Output the lines from the one containing "Give me the" through the one containing "app-subtitle: Run a", inclusive, reproducing each one exactly.

Item position entries:

++++++++++++++++++++

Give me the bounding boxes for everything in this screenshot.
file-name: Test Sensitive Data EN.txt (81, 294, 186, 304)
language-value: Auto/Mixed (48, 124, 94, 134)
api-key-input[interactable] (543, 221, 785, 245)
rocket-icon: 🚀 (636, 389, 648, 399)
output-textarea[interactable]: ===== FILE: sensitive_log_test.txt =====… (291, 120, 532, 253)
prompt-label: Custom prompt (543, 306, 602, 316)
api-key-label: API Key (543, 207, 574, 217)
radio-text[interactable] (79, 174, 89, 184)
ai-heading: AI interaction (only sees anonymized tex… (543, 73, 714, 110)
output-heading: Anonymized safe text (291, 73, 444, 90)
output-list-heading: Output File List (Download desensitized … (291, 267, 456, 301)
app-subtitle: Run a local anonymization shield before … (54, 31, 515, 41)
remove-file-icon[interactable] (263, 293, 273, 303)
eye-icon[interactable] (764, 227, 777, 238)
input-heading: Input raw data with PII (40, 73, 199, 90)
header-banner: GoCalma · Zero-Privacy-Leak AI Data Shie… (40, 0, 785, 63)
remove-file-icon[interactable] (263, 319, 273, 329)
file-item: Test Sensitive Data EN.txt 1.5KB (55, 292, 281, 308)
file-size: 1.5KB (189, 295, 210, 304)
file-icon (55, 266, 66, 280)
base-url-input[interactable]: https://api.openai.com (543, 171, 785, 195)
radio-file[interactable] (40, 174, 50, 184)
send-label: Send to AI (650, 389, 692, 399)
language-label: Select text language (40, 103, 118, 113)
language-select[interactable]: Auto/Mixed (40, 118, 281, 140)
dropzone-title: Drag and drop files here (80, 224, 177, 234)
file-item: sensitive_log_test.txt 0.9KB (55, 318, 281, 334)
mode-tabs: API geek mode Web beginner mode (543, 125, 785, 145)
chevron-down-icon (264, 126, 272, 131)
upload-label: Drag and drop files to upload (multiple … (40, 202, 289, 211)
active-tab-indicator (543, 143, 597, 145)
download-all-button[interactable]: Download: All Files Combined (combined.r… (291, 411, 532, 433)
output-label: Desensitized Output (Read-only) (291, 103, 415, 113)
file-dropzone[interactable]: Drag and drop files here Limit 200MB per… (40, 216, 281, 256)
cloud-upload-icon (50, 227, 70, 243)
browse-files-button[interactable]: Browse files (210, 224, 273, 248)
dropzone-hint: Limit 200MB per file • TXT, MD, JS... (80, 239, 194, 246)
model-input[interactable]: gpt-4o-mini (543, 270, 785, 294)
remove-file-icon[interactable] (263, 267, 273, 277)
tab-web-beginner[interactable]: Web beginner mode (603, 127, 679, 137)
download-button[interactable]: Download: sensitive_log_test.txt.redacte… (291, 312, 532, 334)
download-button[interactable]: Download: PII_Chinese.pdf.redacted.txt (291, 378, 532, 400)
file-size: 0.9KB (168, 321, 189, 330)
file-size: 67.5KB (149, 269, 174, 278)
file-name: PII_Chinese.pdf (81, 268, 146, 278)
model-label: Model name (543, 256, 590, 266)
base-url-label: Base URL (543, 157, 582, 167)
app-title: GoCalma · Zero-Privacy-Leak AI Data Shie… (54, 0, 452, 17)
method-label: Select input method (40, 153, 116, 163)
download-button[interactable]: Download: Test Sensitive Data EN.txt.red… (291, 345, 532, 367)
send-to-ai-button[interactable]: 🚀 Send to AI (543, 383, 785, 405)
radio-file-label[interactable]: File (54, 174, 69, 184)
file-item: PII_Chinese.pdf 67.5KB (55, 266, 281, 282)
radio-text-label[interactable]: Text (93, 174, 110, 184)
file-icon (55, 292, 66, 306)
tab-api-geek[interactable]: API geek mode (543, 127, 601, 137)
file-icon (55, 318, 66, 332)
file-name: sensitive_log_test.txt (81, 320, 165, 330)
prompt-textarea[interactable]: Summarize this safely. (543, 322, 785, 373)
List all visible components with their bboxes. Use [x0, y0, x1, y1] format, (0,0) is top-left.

++++++++++++++++++++

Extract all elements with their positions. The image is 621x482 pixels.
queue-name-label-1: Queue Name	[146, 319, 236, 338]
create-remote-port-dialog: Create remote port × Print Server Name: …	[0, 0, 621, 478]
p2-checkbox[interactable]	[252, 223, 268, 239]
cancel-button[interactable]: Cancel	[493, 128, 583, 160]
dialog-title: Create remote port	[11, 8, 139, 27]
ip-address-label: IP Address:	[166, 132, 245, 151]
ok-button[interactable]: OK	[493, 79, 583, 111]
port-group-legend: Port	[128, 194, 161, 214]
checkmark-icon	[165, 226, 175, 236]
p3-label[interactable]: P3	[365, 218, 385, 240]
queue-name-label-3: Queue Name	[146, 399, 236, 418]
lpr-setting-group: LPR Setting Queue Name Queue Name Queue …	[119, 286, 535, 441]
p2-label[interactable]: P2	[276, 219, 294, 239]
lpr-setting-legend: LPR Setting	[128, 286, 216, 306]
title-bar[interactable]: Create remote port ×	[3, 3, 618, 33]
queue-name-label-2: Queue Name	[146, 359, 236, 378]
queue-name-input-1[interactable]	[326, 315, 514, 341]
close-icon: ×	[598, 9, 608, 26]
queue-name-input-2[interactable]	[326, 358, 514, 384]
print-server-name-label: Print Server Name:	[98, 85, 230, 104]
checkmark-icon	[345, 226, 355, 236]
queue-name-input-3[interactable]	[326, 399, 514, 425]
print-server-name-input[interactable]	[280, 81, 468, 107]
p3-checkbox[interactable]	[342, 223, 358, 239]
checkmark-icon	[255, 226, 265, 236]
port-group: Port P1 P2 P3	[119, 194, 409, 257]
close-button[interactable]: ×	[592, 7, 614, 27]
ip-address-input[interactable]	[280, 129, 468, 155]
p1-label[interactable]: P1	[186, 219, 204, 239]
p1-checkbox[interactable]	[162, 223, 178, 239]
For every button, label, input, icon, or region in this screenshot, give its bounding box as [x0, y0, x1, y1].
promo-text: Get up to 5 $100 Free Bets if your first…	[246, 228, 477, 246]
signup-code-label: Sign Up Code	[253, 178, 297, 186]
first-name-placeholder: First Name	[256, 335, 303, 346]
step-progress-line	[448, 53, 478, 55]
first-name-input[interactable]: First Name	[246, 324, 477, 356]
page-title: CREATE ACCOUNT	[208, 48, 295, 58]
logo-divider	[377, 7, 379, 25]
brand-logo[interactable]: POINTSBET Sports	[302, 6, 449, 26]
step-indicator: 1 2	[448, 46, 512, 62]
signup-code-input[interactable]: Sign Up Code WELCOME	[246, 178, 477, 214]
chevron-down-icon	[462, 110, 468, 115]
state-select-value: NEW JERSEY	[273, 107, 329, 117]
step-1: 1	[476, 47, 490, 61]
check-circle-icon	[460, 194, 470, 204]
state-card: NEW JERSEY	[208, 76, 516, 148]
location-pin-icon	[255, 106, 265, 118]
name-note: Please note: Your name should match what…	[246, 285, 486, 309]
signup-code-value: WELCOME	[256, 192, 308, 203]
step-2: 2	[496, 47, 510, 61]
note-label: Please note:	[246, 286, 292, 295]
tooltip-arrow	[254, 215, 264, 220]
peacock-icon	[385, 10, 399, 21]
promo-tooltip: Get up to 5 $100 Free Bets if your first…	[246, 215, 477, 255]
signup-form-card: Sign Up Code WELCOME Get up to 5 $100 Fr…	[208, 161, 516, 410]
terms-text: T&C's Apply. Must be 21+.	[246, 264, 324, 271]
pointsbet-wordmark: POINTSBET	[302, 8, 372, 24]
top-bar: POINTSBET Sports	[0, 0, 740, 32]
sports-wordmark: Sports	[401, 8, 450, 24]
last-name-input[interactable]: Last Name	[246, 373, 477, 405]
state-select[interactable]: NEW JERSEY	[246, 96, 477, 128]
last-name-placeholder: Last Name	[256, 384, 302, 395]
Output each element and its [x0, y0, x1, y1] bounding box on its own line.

++++++++++++++++++++

# SOLUTION FOR THIS TASK
Give me the bounding boxes for everything in this screenshot.
file-name: Test Sensitive Data EN.txt (81, 294, 186, 304)
language-value: Auto/Mixed (48, 124, 94, 134)
api-key-input[interactable] (543, 221, 785, 245)
rocket-icon: 🚀 (636, 389, 648, 399)
output-textarea[interactable]: ===== FILE: sensitive_log_test.txt =====… (291, 120, 532, 253)
prompt-label: Custom prompt (543, 306, 602, 316)
api-key-label: API Key (543, 207, 574, 217)
radio-text[interactable] (79, 174, 89, 184)
ai-heading: AI interaction (only sees anonymized tex… (543, 73, 714, 110)
output-heading: Anonymized safe text (291, 73, 444, 90)
output-list-heading: Output File List (Download desensitized … (291, 267, 456, 301)
app-subtitle: Run a local anonymization shield before … (54, 31, 515, 41)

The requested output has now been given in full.